> _Work to complete_: Report how many lines of these entries hold the string "беседы"; reply with the number alone.

> _Records supplied_:
-- -- --

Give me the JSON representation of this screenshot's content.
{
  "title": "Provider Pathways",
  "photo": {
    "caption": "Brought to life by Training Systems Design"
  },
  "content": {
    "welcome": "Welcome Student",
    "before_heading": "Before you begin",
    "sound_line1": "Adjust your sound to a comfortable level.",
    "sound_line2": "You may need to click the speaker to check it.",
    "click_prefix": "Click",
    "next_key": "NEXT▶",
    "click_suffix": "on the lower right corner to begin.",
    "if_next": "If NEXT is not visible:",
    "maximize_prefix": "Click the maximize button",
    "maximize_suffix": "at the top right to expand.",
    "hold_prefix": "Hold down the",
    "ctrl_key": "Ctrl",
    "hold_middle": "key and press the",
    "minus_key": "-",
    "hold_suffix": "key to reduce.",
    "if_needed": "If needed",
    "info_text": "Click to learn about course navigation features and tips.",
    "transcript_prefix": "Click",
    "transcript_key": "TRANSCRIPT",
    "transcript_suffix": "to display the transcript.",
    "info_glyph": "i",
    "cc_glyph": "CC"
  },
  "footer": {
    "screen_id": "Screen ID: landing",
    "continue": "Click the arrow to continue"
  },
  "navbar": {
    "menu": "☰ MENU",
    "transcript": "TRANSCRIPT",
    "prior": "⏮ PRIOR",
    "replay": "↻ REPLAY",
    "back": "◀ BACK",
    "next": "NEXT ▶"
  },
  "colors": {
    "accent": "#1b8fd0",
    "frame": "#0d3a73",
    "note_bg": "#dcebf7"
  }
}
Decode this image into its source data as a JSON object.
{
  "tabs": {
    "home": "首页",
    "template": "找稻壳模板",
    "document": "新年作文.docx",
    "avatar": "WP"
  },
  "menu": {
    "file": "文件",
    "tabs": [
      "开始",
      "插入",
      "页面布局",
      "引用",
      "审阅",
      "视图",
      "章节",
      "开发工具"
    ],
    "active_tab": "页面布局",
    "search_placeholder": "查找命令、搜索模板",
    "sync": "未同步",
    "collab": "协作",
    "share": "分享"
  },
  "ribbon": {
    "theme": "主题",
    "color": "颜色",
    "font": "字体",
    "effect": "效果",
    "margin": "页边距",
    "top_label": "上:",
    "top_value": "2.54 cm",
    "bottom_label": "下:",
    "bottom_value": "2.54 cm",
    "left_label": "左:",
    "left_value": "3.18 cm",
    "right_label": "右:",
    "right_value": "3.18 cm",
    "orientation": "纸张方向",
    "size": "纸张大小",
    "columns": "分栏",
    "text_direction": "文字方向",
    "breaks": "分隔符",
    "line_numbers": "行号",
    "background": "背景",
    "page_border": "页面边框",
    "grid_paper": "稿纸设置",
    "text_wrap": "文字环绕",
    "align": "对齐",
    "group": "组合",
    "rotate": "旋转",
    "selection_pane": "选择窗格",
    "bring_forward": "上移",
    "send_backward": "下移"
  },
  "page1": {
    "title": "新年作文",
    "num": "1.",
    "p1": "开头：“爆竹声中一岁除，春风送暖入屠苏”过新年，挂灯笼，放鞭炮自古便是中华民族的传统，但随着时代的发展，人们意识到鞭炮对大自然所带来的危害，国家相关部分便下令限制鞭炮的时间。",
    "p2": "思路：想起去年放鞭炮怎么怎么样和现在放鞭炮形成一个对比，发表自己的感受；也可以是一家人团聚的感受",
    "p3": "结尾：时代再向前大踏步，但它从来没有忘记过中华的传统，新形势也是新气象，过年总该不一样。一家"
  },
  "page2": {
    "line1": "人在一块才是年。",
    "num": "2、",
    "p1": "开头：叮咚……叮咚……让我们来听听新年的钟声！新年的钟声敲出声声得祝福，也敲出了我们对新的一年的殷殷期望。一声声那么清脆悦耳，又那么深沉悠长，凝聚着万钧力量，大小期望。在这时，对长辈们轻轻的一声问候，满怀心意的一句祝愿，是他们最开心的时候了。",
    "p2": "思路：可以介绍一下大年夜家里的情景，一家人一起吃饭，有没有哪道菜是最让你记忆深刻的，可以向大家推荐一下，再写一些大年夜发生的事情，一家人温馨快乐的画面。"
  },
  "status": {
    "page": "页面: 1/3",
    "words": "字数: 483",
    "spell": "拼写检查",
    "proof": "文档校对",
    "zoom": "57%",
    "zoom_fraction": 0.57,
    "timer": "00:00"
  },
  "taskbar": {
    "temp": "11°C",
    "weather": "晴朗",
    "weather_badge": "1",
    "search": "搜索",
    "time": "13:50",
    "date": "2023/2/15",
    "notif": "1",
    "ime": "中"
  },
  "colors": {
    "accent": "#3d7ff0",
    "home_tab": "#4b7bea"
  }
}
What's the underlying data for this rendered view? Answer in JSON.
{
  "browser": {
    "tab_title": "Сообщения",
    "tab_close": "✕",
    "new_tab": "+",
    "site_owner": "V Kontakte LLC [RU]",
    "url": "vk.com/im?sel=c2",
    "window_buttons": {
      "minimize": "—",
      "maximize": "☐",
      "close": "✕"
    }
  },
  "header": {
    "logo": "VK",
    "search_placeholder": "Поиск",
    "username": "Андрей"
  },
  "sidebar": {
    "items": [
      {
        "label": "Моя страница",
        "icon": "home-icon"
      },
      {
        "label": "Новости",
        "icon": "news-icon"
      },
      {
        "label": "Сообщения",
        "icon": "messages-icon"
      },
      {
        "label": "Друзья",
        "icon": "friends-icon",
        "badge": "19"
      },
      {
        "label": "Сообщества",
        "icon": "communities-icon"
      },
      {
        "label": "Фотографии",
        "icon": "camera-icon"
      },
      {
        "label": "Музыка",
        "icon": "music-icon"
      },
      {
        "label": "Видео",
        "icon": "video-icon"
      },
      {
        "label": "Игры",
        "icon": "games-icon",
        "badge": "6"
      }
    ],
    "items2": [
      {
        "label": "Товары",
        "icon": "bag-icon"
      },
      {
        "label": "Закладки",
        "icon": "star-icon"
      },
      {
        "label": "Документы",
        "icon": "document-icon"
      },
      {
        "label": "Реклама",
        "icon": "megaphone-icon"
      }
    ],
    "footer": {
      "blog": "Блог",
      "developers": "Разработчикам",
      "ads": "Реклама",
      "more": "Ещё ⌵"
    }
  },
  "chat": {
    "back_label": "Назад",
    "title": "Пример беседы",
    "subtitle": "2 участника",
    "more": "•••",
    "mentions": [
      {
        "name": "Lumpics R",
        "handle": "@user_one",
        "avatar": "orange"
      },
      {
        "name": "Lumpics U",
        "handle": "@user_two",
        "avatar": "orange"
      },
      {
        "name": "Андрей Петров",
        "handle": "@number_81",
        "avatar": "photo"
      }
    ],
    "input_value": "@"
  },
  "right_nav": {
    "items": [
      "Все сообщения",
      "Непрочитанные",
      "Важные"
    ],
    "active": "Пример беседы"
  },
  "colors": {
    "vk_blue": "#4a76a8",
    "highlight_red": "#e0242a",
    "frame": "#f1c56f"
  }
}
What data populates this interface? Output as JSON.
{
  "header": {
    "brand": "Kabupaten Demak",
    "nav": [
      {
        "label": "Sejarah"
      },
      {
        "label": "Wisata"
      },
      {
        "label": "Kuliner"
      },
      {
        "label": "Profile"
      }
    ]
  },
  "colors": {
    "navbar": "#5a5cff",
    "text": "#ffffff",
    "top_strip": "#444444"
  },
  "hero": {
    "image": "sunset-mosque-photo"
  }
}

-- -- --

> _Solution to the problem_: 2